START

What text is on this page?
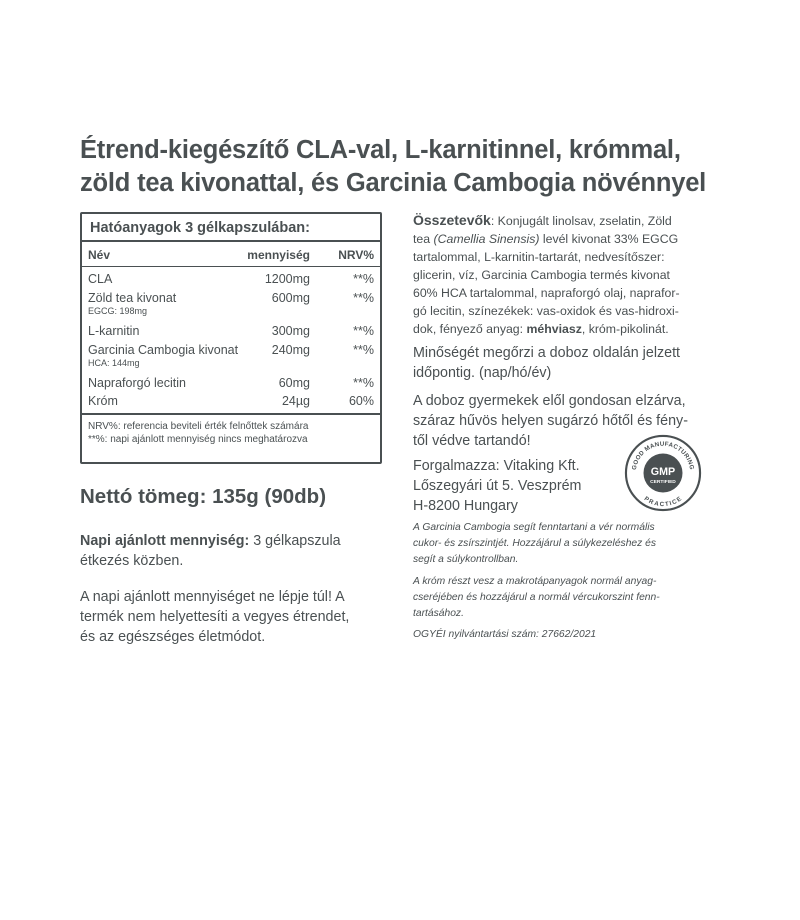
Étrend-kiegészítő CLA-val, L-karnitinnel, krómmal,
zöld tea kivonattal, és Garcinia Cambogia növénnyel
Hatóanyagok 3 gélkapszulában:
Név	mennyiség NRV%
CLA	1200mg	**%
Zöld tea kivonat	600mg	**%
EGCG: 198mg
L-karnitin	300mg	**%
Garcinia Cambogia kivonat	240mg	**%
HCA: 144mg
Napraforgó lecitin	60mg	**%
Króm	24µg	60%
NRV%: referencia beviteli érték felnőttek számára
**%: napi ajánlott mennyiség nincs meghatározva
Nettó tömeg: 135g (90db)
Napi ajánlott mennyiség: 3 gélkapszula
étkezés közben.
A napi ajánlott mennyiséget ne lépje túl! A
termék nem helyettesíti a vegyes étrendet,
és az egészséges életmódot.
Összetevők: Konjugált linolsav, zselatin, Zöld
tea (Camellia Sinensis) levél kivonat 33% EGCG
tartalommal, L-karnitin-tartarát, nedvesítőszer:
glicerin, víz, Garcinia Cambogia termés kivonat
60% HCA tartalommal, napraforgó olaj, naprafor-
gó lecitin, színezékek: vas-oxidok és vas-hidroxi-
dok, fényező anyag: méhviasz, króm-pikolinát.
Minőségét megőrzi a doboz oldalán jelzett
időpontig. (nap/hó/év)
A doboz gyermekek elől gondosan elzárva,
száraz hűvös helyen sugárzó hőtől és fény-
től védve tartandó!
Forgalmazza: Vitaking Kft.
Lőszegyári út 5. Veszprém
H-8200 Hungary
GOOD MANUFACTURING
PRACTICE
GMP
CERTIFIED
A Garcinia Cambogia segít fenntartani a vér normális
cukor- és zsírszintjét. Hozzájárul a súlykezeléshez és
segít a súlykontrollban.
A króm részt vesz a makrotápanyagok normál anyag-
cseréjében és hozzájárul a normál vércukorszint fenn-
tartásához.
OGYÉI nyilvántartási szám: 27662/2021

END

■ **WORK INSTRUCTIONS**:
Search the entries for the word "tartalommal" and gather every line where it appears.

■ **SOLUTION BELOW**:
tartalommal, L-karnitin-tartarát, nedvesítőszer:
60% HCA tartalommal, napraforgó olaj, naprafor-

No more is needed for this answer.